» RECORDED DATA:
******
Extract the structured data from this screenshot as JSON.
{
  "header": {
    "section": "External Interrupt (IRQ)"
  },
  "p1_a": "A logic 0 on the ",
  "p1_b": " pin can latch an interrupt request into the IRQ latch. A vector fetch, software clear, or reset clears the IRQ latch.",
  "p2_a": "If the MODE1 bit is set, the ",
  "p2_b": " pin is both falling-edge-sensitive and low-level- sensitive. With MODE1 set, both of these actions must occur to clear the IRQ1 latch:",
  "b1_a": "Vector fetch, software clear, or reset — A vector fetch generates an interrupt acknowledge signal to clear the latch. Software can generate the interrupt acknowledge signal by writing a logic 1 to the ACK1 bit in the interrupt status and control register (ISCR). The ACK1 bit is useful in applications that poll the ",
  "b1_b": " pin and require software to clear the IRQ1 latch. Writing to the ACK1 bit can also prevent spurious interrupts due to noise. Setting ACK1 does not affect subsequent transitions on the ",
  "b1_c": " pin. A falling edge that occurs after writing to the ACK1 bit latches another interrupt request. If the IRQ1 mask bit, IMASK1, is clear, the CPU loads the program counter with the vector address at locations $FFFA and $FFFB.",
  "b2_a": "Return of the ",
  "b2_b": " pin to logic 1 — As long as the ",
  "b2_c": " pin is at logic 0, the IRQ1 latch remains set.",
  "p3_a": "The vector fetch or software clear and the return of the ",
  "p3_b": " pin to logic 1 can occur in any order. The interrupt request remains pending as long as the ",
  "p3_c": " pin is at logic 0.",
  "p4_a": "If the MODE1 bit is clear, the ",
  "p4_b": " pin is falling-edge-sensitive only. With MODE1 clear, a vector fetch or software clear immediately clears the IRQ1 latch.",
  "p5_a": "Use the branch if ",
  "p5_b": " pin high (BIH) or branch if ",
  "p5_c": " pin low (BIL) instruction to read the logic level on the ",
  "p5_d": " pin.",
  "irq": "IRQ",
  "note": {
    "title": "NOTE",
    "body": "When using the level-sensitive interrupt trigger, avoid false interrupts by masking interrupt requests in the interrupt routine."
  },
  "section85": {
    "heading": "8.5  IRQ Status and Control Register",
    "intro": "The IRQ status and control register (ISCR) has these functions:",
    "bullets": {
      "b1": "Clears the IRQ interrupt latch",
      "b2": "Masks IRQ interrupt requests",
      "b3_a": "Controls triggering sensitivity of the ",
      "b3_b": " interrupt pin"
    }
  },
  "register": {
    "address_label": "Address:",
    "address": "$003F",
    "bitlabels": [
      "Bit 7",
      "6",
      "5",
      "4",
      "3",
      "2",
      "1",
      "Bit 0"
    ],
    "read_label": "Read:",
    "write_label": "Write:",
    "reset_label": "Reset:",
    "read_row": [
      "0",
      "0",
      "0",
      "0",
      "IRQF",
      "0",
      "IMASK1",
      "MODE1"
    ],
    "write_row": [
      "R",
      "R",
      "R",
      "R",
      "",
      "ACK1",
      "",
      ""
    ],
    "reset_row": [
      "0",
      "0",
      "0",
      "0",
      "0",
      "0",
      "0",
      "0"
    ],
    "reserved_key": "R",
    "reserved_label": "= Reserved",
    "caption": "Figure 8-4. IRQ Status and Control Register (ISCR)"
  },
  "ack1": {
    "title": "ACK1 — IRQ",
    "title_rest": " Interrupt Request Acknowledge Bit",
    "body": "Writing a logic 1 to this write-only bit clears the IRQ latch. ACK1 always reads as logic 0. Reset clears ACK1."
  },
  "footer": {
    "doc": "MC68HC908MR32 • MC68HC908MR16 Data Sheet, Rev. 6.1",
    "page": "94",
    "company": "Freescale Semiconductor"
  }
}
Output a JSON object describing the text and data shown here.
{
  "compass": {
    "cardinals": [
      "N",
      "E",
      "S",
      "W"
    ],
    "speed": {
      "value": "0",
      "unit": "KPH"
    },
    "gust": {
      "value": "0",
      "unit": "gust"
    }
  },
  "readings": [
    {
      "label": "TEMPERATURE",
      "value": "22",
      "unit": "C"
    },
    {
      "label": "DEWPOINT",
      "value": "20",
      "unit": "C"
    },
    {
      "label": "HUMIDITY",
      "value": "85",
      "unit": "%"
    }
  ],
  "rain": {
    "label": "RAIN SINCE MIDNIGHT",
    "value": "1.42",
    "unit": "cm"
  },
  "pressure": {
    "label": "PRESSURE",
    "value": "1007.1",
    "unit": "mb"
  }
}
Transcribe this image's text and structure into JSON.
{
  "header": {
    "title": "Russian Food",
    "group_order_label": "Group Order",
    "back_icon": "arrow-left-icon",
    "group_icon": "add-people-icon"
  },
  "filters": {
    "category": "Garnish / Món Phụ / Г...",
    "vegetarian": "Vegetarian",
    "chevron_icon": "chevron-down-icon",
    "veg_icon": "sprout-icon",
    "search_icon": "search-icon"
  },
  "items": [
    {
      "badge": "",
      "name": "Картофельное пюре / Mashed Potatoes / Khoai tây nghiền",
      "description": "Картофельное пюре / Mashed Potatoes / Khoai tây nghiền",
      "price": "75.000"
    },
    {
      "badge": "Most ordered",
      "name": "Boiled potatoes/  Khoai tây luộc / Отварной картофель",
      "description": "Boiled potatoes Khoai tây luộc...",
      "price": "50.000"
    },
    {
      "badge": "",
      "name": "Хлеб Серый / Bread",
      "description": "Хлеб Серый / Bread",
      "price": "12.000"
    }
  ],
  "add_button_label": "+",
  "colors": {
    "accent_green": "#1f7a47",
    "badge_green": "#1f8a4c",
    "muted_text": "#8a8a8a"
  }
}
******
» TASK DIRECTIONS:
What do the records say? Quote them all exactly.

» EXERCISE RESPONSE:
Extract the structured data from this screenshot as JSON.
{
  "header": {
    "section": "External Interrupt (IRQ)"
  },
  "p1_a": "A logic 0 on the ",
  "p1_b": " pin can latch an interrupt request into the IRQ latch. A vector fetch, software clear, or reset clears the IRQ latch.",
  "p2_a": "If the MODE1 bit is set, the ",
  "p2_b": " pin is both falling-edge-sensitive and low-level- sensitive. With MODE1 set, both of these actions must occur to clear the IRQ1 latch:",
  "b1_a": "Vector fetch, software clear, or reset — A vector fetch generates an interrupt acknowledge signal to clear the latch. Software can generate the interrupt acknowledge signal by writing a logic 1 to the ACK1 bit in the interrupt status and control register (ISCR). The ACK1 bit is useful in applications that poll the ",
  "b1_b": " pin and require software to clear the IRQ1 latch. Writing to the ACK1 bit can also prevent spurious interrupts due to noise. Setting ACK1 does not affect subsequent transitions on the ",
  "b1_c": " pin. A falling edge that occurs after writing to the ACK1 bit latches another interrupt request. If the IRQ1 mask bit, IMASK1, is clear, the CPU loads the program counter with the vector address at locations $FFFA and $FFFB.",
  "b2_a": "Return of the ",
  "b2_b": " pin to logic 1 — As long as the ",
  "b2_c": " pin is at logic 0, the IRQ1 latch remains set.",
  "p3_a": "The vector fetch or software clear and the return of the ",
  "p3_b": " pin to logic 1 can occur in any order. The interrupt request remains pending as long as the ",
  "p3_c": " pin is at logic 0.",
  "p4_a": "If the MODE1 bit is clear, the ",
  "p4_b": " pin is falling-edge-sensitive only. With MODE1 clear, a vector fetch or software clear immediately clears the IRQ1 latch.",
  "p5_a": "Use the branch if ",
  "p5_b": " pin high (BIH) or branch if ",
  "p5_c": " pin low (BIL) instruction to read the logic level on the ",
  "p5_d": " pin.",
  "irq": "IRQ",
  "note": {
    "title": "NOTE",
    "body": "When using the level-sensitive interrupt trigger, avoid false interrupts by masking interrupt requests in the interrupt routine."
  },
  "section85": {
    "heading": "8.5  IRQ Status and Control Register",
    "intro": "The IRQ status and control register (ISCR) has these functions:",
    "bullets": {
      "b1": "Clears the IRQ interrupt latch",
      "b2": "Masks IRQ interrupt requests",
      "b3_a": "Controls triggering sensitivity of the ",
      "b3_b": " interrupt pin"
    }
  },
  "register": {
    "address_label": "Address:",
    "address": "$003F",
    "bitlabels": [
      "Bit 7",
      "6",
      "5",
      "4",
      "3",
      "2",
      "1",
      "Bit 0"
    ],
    "read_label": "Read:",
    "write_label": "Write:",
    "reset_label": "Reset:",
    "read_row": [
      "0",
      "0",
      "0",
      "0",
      "IRQF",
      "0",
      "IMASK1",
      "MODE1"
    ],
    "write_row": [
      "R",
      "R",
      "R",
      "R",
      "",
      "ACK1",
      "",
      ""
    ],
    "reset_row": [
      "0",
      "0",
      "0",
      "0",
      "0",
      "0",
      "0",
      "0"
    ],
    "reserved_key": "R",
    "reserved_label": "= Reserved",
    "caption": "Figure 8-4. IRQ Status and Control Register (ISCR)"
  },
  "ack1": {
    "title": "ACK1 — IRQ",
    "title_rest": " Interrupt Request Acknowledge Bit",
    "body": "Writing a logic 1 to this write-only bit clears the IRQ latch. ACK1 always reads as logic 0. Reset clears ACK1."
  },
  "footer": {
    "doc": "MC68HC908MR32 • MC68HC908MR16 Data Sheet, Rev. 6.1",
    "page": "94",
    "company": "Freescale Semiconductor"
  }
}
Output a JSON object describing the text and data shown here.
{
  "compass": {
    "cardinals": [
      "N",
      "E",
      "S",
      "W"
    ],
    "speed": {
      "value": "0",
      "unit": "KPH"
    },
    "gust": {
      "value": "0",
      "unit": "gust"
    }
  },
  "readings": [
    {
      "label": "TEMPERATURE",
      "value": "22",
      "unit": "C"
    },
    {
      "label": "DEWPOINT",
      "value": "20",
      "unit": "C"
    },
    {
      "label": "HUMIDITY",
      "value": "85",
      "unit": "%"
    }
  ],
  "rain": {
    "label": "RAIN SINCE MIDNIGHT",
    "value": "1.42",
    "unit": "cm"
  },
  "pressure": {
    "label": "PRESSURE",
    "value": "1007.1",
    "unit": "mb"
  }
}
Transcribe this image's text and structure into JSON.
{
  "header": {
    "title": "Russian Food",
    "group_order_label": "Group Order",
    "back_icon": "arrow-left-icon",
    "group_icon": "add-people-icon"
  },
  "filters": {
    "category": "Garnish / Món Phụ / Г...",
    "vegetarian": "Vegetarian",
    "chevron_icon": "chevron-down-icon",
    "veg_icon": "sprout-icon",
    "search_icon": "search-icon"
  },
  "items": [
    {
      "badge": "",
      "name": "Картофельное пюре / Mashed Potatoes / Khoai tây nghiền",
      "description": "Картофельное пюре / Mashed Potatoes / Khoai tây nghiền",
      "price": "75.000"
    },
    {
      "badge": "Most ordered",
      "name": "Boiled potatoes/  Khoai tây luộc / Отварной картофель",
      "description": "Boiled potatoes Khoai tây luộc...",
      "price": "50.000"
    },
    {
      "badge": "",
      "name": "Хлеб Серый / Bread",
      "description": "Хлеб Серый / Bread",
      "price": "12.000"
    }
  ],
  "add_button_label": "+",
  "colors": {
    "accent_green": "#1f7a47",
    "badge_green": "#1f8a4c",
    "muted_text": "#8a8a8a"
  }
}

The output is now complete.